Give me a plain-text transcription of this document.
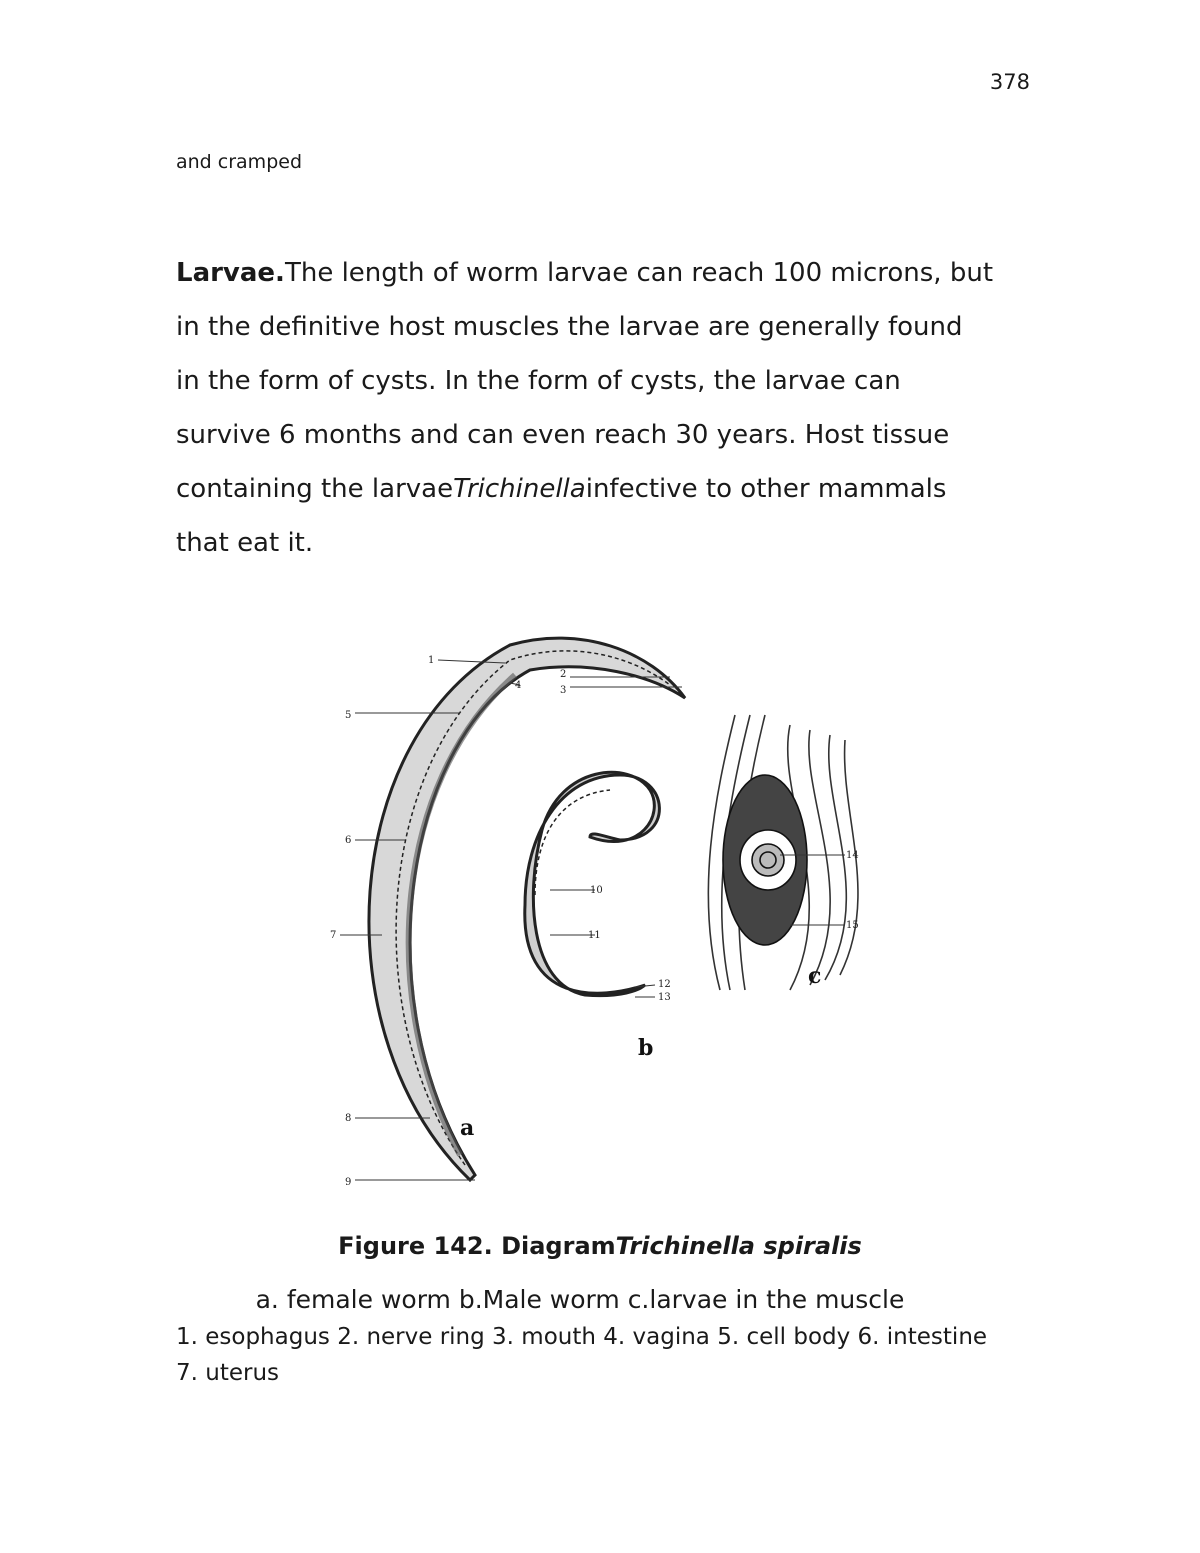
378
and cramped
Larvae.The length of worm larvae can reach 100 microns, but
in the definitive host muscles the larvae are generally found
in the form of cysts. In the form of cysts, the larvae can
survive 6 months and can even reach 30 years. Host tissue
containing the larvaeTrichinellainfective to other mammals
that eat it.
1
2
3
4
5
6
7
8
9
10
11
12
13
14
15
a
b
c
Figure 142. DiagramTrichinella spiralis
a. female worm b.Male worm c.larvae in the muscle
1. esophagus 2. nerve ring 3. mouth 4. vagina 5. cell body 6. intestine
7. uterus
---*---
- [Exercise goal]
Copy out the lines in which the string "reach" appears.

- [Output of the task]
Larvae.The length of worm larvae can reach 100 microns, but
survive 6 months and can even reach 30 years. Host tissue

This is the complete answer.